* _EXERCISE AIM_:
Below are records. Count every line containing the word "программа" and give the number alone.
* begin AVAILABLE RECORDS *
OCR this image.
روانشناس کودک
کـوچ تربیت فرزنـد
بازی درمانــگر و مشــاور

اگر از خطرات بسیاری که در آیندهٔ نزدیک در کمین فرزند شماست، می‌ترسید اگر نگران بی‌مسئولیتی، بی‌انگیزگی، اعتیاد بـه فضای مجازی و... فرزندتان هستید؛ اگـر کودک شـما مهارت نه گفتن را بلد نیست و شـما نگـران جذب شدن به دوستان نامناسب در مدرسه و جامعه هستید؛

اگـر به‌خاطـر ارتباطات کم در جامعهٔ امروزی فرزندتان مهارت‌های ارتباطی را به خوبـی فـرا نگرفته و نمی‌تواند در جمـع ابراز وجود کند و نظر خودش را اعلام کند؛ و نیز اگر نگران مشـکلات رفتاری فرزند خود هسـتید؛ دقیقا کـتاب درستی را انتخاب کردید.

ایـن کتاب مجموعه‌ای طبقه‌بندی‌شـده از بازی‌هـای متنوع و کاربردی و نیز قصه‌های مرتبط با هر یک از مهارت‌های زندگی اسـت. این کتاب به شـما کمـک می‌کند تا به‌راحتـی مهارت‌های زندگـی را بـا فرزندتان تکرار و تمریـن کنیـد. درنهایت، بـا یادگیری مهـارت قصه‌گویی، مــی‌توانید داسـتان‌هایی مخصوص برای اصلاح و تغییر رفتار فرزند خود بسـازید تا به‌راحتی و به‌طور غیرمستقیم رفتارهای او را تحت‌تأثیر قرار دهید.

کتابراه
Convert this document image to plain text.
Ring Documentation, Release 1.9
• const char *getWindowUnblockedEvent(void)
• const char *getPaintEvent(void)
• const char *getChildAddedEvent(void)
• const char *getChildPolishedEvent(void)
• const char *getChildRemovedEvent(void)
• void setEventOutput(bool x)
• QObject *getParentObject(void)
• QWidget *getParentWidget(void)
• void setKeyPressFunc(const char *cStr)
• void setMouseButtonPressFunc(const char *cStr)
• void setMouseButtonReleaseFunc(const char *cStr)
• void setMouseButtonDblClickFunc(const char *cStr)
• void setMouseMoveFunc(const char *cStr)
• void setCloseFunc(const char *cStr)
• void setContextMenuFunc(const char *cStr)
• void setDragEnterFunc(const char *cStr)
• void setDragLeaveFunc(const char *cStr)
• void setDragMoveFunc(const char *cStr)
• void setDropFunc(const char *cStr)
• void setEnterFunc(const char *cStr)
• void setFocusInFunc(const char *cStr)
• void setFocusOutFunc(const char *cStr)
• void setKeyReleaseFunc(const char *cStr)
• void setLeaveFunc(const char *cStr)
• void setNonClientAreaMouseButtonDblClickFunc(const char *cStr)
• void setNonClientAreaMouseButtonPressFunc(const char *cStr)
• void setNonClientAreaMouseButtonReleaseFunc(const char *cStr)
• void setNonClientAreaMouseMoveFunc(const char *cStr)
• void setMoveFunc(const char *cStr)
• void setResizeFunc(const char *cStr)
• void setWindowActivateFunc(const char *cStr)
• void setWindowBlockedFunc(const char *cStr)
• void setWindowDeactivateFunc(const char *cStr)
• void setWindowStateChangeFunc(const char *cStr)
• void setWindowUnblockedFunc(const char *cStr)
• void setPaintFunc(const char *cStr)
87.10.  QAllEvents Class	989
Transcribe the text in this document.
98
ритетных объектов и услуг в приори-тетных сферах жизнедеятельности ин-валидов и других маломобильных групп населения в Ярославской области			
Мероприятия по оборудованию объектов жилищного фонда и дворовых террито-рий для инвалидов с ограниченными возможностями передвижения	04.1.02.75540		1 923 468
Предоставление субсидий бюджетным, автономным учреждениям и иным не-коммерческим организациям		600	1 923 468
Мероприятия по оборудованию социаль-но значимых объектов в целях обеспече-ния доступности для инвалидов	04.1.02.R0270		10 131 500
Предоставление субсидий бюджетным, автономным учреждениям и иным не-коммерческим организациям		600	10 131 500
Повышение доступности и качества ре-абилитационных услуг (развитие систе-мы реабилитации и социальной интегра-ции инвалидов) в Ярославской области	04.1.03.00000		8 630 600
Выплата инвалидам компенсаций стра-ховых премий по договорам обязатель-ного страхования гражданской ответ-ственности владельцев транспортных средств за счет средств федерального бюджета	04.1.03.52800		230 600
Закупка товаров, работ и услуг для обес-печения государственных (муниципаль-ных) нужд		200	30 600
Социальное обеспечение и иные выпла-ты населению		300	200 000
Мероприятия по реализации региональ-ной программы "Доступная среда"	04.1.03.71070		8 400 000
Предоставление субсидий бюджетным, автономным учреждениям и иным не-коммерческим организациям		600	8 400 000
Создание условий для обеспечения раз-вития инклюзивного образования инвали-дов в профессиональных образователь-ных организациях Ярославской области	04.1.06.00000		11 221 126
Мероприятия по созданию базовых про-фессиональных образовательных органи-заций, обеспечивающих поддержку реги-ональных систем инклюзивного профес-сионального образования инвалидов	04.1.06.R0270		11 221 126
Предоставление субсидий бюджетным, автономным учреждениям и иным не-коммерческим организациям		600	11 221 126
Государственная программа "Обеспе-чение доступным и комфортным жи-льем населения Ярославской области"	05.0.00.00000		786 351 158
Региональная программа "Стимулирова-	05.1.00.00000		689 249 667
* end AVAILABLE RECORDS *
* _ANSWER TO THIS PROBLEM_:
2